• **WRITTEN REQUEST**
Print the entries verbatim, leaving out the images they contain.

## start DATASET CONTENT

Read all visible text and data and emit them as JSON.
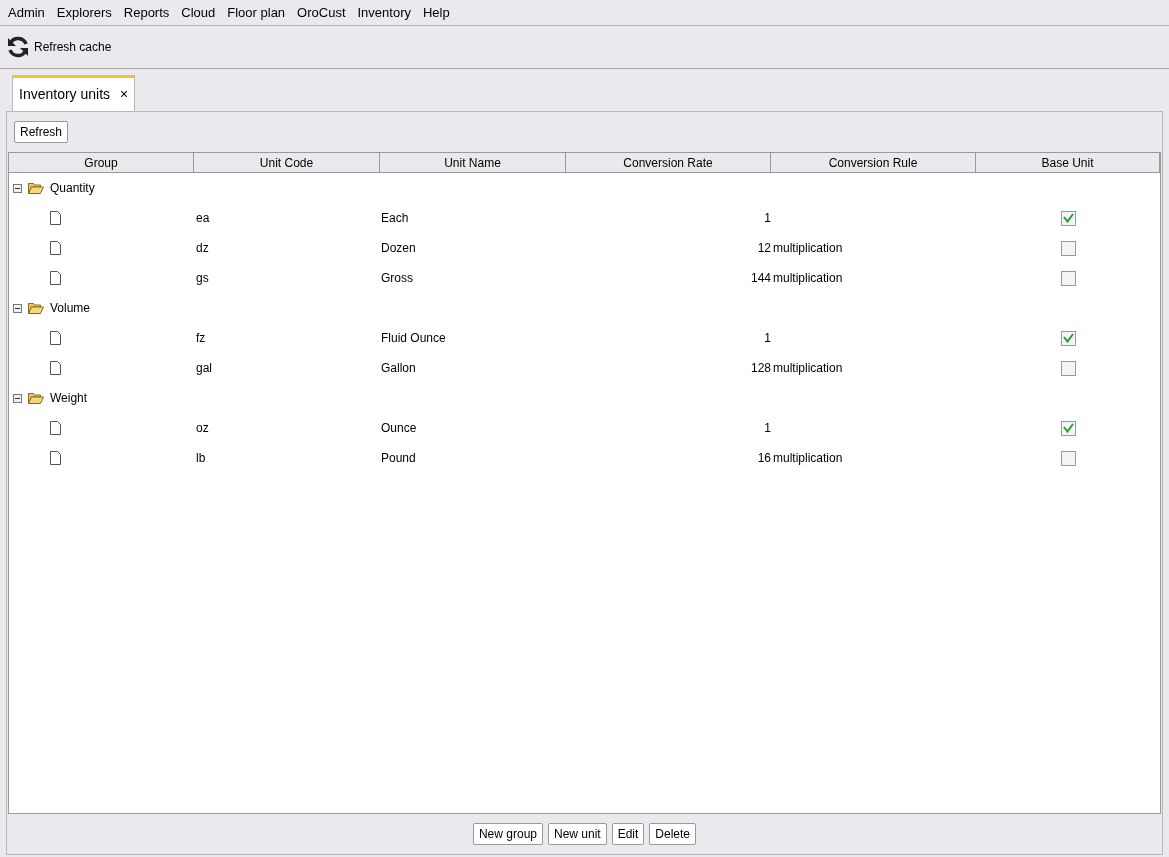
{
  "menu": [
    "Admin",
    "Explorers",
    "Reports",
    "Cloud",
    "Floor plan",
    "OroCust",
    "Inventory",
    "Help"
  ],
  "toolbar": {
    "refresh_cache": "Refresh cache"
  },
  "tabs": [
    {
      "label": "Inventory units",
      "selected": true,
      "close": "×"
    }
  ],
  "refresh_button": "Refresh",
  "table": {
    "columns": [
      "Group",
      "Unit Code",
      "Unit Name",
      "Conversion Rate",
      "Conversion Rule",
      "Base Unit"
    ],
    "groups": [
      {
        "name": "Quantity",
        "expanded": true,
        "children": [
          {
            "code": "ea",
            "name": "Each",
            "rate": "1",
            "base": true
          },
          {
            "code": "dz",
            "name": "Dozen",
            "rate": "12",
            "rule": "multiplication",
            "base": false
          },
          {
            "code": "gs",
            "name": "Gross",
            "rate": "144",
            "rule": "multiplication",
            "base": false
          }
        ]
      },
      {
        "name": "Volume",
        "expanded": true,
        "children": [
          {
            "code": "fz",
            "name": "Fluid Ounce",
            "rate": "1",
            "base": true
          },
          {
            "code": "gal",
            "name": "Gallon",
            "rate": "128",
            "rule": "multiplication",
            "base": false
          }
        ]
      },
      {
        "name": "Weight",
        "expanded": true,
        "children": [
          {
            "code": "oz",
            "name": "Ounce",
            "rate": "1",
            "base": true
          },
          {
            "code": "lb",
            "name": "Pound",
            "rate": "16",
            "rule": "multiplication",
            "base": false
          }
        ]
      }
    ]
  },
  "buttons": [
    "New group",
    "New unit",
    "Edit",
    "Delete"
  ]
}
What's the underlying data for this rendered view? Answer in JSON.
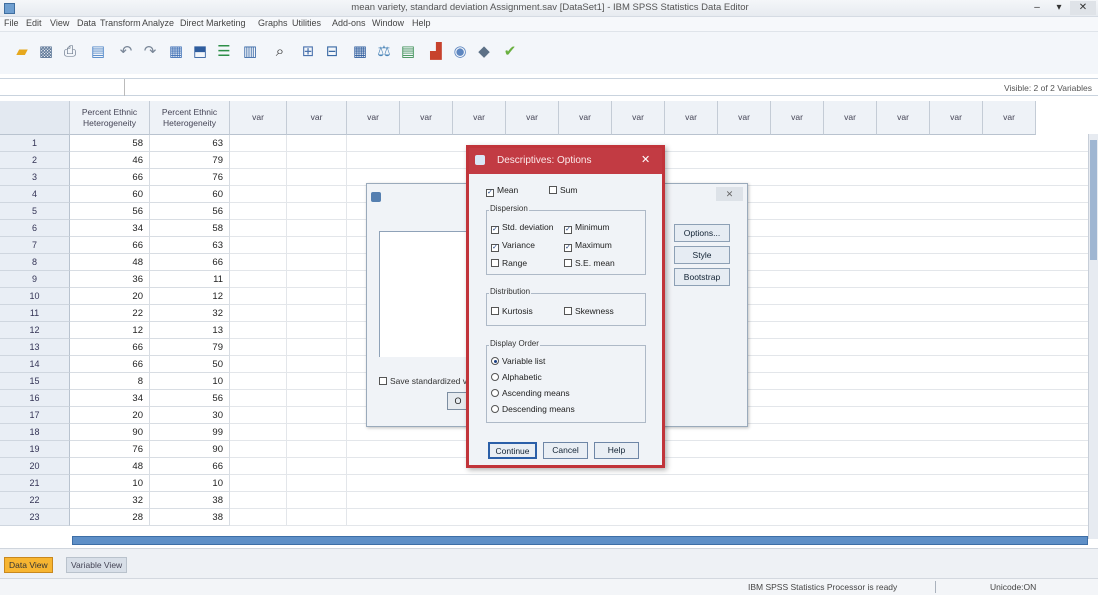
{
  "window": {
    "title": "mean variety, standard deviation Assignment.sav [DataSet1] - IBM SPSS Statistics Data Editor",
    "minimize": "–",
    "pin": "▾",
    "close": "✕"
  },
  "menu": [
    "File",
    "Edit",
    "View",
    "Data",
    "Transform",
    "Analyze",
    "Direct Marketing",
    "Graphs",
    "Utilities",
    "Add-ons",
    "Window",
    "Help"
  ],
  "toolbar": {
    "open": "open-folder-icon",
    "save": "save-icon",
    "print": "print-icon",
    "dialog_recall": "dialog-recall-icon",
    "undo": "undo-icon",
    "redo": "redo-icon",
    "goto_case": "goto-case-icon",
    "goto_variable": "goto-variable-icon",
    "variables": "variables-icon",
    "run_descriptives": "descriptives-icon",
    "find": "find-icon",
    "insert_cases": "insert-cases-icon",
    "insert_variable": "insert-variable-icon",
    "split_file": "split-file-icon",
    "weight_cases": "weight-cases-icon",
    "select_cases": "select-cases-icon",
    "value_labels": "value-labels-icon",
    "use_sets": "use-sets-icon",
    "show_all": "show-all-icon",
    "spell": "spell-icon"
  },
  "varbar": {
    "visible_text": "Visible: 2 of 2 Variables"
  },
  "grid": {
    "columns": [
      {
        "name": "Percent Ethnic Heterogeneity"
      },
      {
        "name": "Percent Ethnic Heterogeneity"
      }
    ],
    "empty_header_label": "var",
    "rows": [
      [
        "1",
        "58",
        "63"
      ],
      [
        "2",
        "46",
        "79"
      ],
      [
        "3",
        "66",
        "76"
      ],
      [
        "4",
        "60",
        "60"
      ],
      [
        "5",
        "56",
        "56"
      ],
      [
        "6",
        "34",
        "58"
      ],
      [
        "7",
        "66",
        "63"
      ],
      [
        "8",
        "48",
        "66"
      ],
      [
        "9",
        "36",
        "11"
      ],
      [
        "10",
        "20",
        "12"
      ],
      [
        "11",
        "22",
        "32"
      ],
      [
        "12",
        "12",
        "13"
      ],
      [
        "13",
        "66",
        "79"
      ],
      [
        "14",
        "66",
        "50"
      ],
      [
        "15",
        "8",
        "10"
      ],
      [
        "16",
        "34",
        "56"
      ],
      [
        "17",
        "20",
        "30"
      ],
      [
        "18",
        "90",
        "99"
      ],
      [
        "19",
        "76",
        "90"
      ],
      [
        "20",
        "48",
        "66"
      ],
      [
        "21",
        "10",
        "10"
      ],
      [
        "22",
        "32",
        "38"
      ],
      [
        "23",
        "28",
        "38"
      ]
    ]
  },
  "tabs": {
    "data_view": "Data View",
    "variable_view": "Variable View"
  },
  "status": {
    "processor": "IBM SPSS Statistics Processor is ready",
    "unicode": "Unicode:ON"
  },
  "background_dialog": {
    "close": "✕",
    "save_check": "Save standardized values as variables",
    "ok_partial": "O",
    "side_buttons": [
      "Options...",
      "Style",
      "Bootstrap"
    ]
  },
  "options_dialog": {
    "title": "Descriptives: Options",
    "close": "✕",
    "mean": "Mean",
    "sum": "Sum",
    "dispersion_label": "Dispersion",
    "dispersion": [
      {
        "label": "Std. deviation",
        "checked": true
      },
      {
        "label": "Minimum",
        "checked": true
      },
      {
        "label": "Variance",
        "checked": true
      },
      {
        "label": "Maximum",
        "checked": true
      },
      {
        "label": "Range",
        "checked": false
      },
      {
        "label": "S.E. mean",
        "checked": false
      }
    ],
    "distribution_label": "Distribution",
    "distribution": [
      {
        "label": "Kurtosis",
        "checked": false
      },
      {
        "label": "Skewness",
        "checked": false
      }
    ],
    "display_order_label": "Display Order",
    "display_order": [
      {
        "label": "Variable list",
        "selected": true
      },
      {
        "label": "Alphabetic",
        "selected": false
      },
      {
        "label": "Ascending means",
        "selected": false
      },
      {
        "label": "Descending means",
        "selected": false
      }
    ],
    "buttons": {
      "continue": "Continue",
      "cancel": "Cancel",
      "help": "Help"
    }
  }
}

## end DATASET CONTENT

• **THE RESPONSE**
Read all visible text and data and emit them as JSON.
{
  "menu": [
    "Admin",
    "Explorers",
    "Reports",
    "Cloud",
    "Floor plan",
    "OroCust",
    "Inventory",
    "Help"
  ],
  "toolbar": {
    "refresh_cache": "Refresh cache"
  },
  "tabs": [
    {
      "label": "Inventory units",
      "selected": true,
      "close": "×"
    }
  ],
  "refresh_button": "Refresh",
  "table": {
    "columns": [
      "Group",
      "Unit Code",
      "Unit Name",
      "Conversion Rate",
      "Conversion Rule",
      "Base Unit"
    ],
    "groups": [
      {
        "name": "Quantity",
        "expanded": true,
        "children": [
          {
            "code": "ea",
            "name": "Each",
            "rate": "1",
            "base": true
          },
          {
            "code": "dz",
            "name": "Dozen",
            "rate": "12",
            "rule": "multiplication",
            "base": false
          },
          {
            "code": "gs",
            "name": "Gross",
            "rate": "144",
            "rule": "multiplication",
            "base": false
          }
        ]
      },
      {
        "name": "Volume",
        "expanded": true,
        "children": [
          {
            "code": "fz",
            "name": "Fluid Ounce",
            "rate": "1",
            "base": true
          },
          {
            "code": "gal",
            "name": "Gallon",
            "rate": "128",
            "rule": "multiplication",
            "base": false
          }
        ]
      },
      {
        "name": "Weight",
        "expanded": true,
        "children": [
          {
            "code": "oz",
            "name": "Ounce",
            "rate": "1",
            "base": true
          },
          {
            "code": "lb",
            "name": "Pound",
            "rate": "16",
            "rule": "multiplication",
            "base": false
          }
        ]
      }
    ]
  },
  "buttons": [
    "New group",
    "New unit",
    "Edit",
    "Delete"
  ]
}
What's the underlying data for this rendered view? Answer in JSON.
{
  "window": {
    "title": "mean variety, standard deviation Assignment.sav [DataSet1] - IBM SPSS Statistics Data Editor",
    "minimize": "–",
    "pin": "▾",
    "close": "✕"
  },
  "menu": [
    "File",
    "Edit",
    "View",
    "Data",
    "Transform",
    "Analyze",
    "Direct Marketing",
    "Graphs",
    "Utilities",
    "Add-ons",
    "Window",
    "Help"
  ],
  "toolbar": {
    "open": "open-folder-icon",
    "save": "save-icon",
    "print": "print-icon",
    "dialog_recall": "dialog-recall-icon",
    "undo": "undo-icon",
    "redo": "redo-icon",
    "goto_case": "goto-case-icon",
    "goto_variable": "goto-variable-icon",
    "variables": "variables-icon",
    "run_descriptives": "descriptives-icon",
    "find": "find-icon",
    "insert_cases": "insert-cases-icon",
    "insert_variable": "insert-variable-icon",
    "split_file": "split-file-icon",
    "weight_cases": "weight-cases-icon",
    "select_cases": "select-cases-icon",
    "value_labels": "value-labels-icon",
    "use_sets": "use-sets-icon",
    "show_all": "show-all-icon",
    "spell": "spell-icon"
  },
  "varbar": {
    "visible_text": "Visible: 2 of 2 Variables"
  },
  "grid": {
    "columns": [
      {
        "name": "Percent Ethnic Heterogeneity"
      },
      {
        "name": "Percent Ethnic Heterogeneity"
      }
    ],
    "empty_header_label": "var",
    "rows": [
      [
        "1",
        "58",
        "63"
      ],
      [
        "2",
        "46",
        "79"
      ],
      [
        "3",
        "66",
        "76"
      ],
      [
        "4",
        "60",
        "60"
      ],
      [
        "5",
        "56",
        "56"
      ],
      [
        "6",
        "34",
        "58"
      ],
      [
        "7",
        "66",
        "63"
      ],
      [
        "8",
        "48",
        "66"
      ],
      [
        "9",
        "36",
        "11"
      ],
      [
        "10",
        "20",
        "12"
      ],
      [
        "11",
        "22",
        "32"
      ],
      [
        "12",
        "12",
        "13"
      ],
      [
        "13",
        "66",
        "79"
      ],
      [
        "14",
        "66",
        "50"
      ],
      [
        "15",
        "8",
        "10"
      ],
      [
        "16",
        "34",
        "56"
      ],
      [
        "17",
        "20",
        "30"
      ],
      [
        "18",
        "90",
        "99"
      ],
      [
        "19",
        "76",
        "90"
      ],
      [
        "20",
        "48",
        "66"
      ],
      [
        "21",
        "10",
        "10"
      ],
      [
        "22",
        "32",
        "38"
      ],
      [
        "23",
        "28",
        "38"
      ]
    ]
  },
  "tabs": {
    "data_view": "Data View",
    "variable_view": "Variable View"
  },
  "status": {
    "processor": "IBM SPSS Statistics Processor is ready",
    "unicode": "Unicode:ON"
  },
  "background_dialog": {
    "close": "✕",
    "save_check": "Save standardized values as variables",
    "ok_partial": "O",
    "side_buttons": [
      "Options...",
      "Style",
      "Bootstrap"
    ]
  },
  "options_dialog": {
    "title": "Descriptives: Options",
    "close": "✕",
    "mean": "Mean",
    "sum": "Sum",
    "dispersion_label": "Dispersion",
    "dispersion": [
      {
        "label": "Std. deviation",
        "checked": true
      },
      {
        "label": "Minimum",
        "checked": true
      },
      {
        "label": "Variance",
        "checked": true
      },
      {
        "label": "Maximum",
        "checked": true
      },
      {
        "label": "Range",
        "checked": false
      },
      {
        "label": "S.E. mean",
        "checked": false
      }
    ],
    "distribution_label": "Distribution",
    "distribution": [
      {
        "label": "Kurtosis",
        "checked": false
      },
      {
        "label": "Skewness",
        "checked": false
      }
    ],
    "display_order_label": "Display Order",
    "display_order": [
      {
        "label": "Variable list",
        "selected": true
      },
      {
        "label": "Alphabetic",
        "selected": false
      },
      {
        "label": "Ascending means",
        "selected": false
      },
      {
        "label": "Descending means",
        "selected": false
      }
    ],
    "buttons": {
      "continue": "Continue",
      "cancel": "Cancel",
      "help": "Help"
    }
  }
}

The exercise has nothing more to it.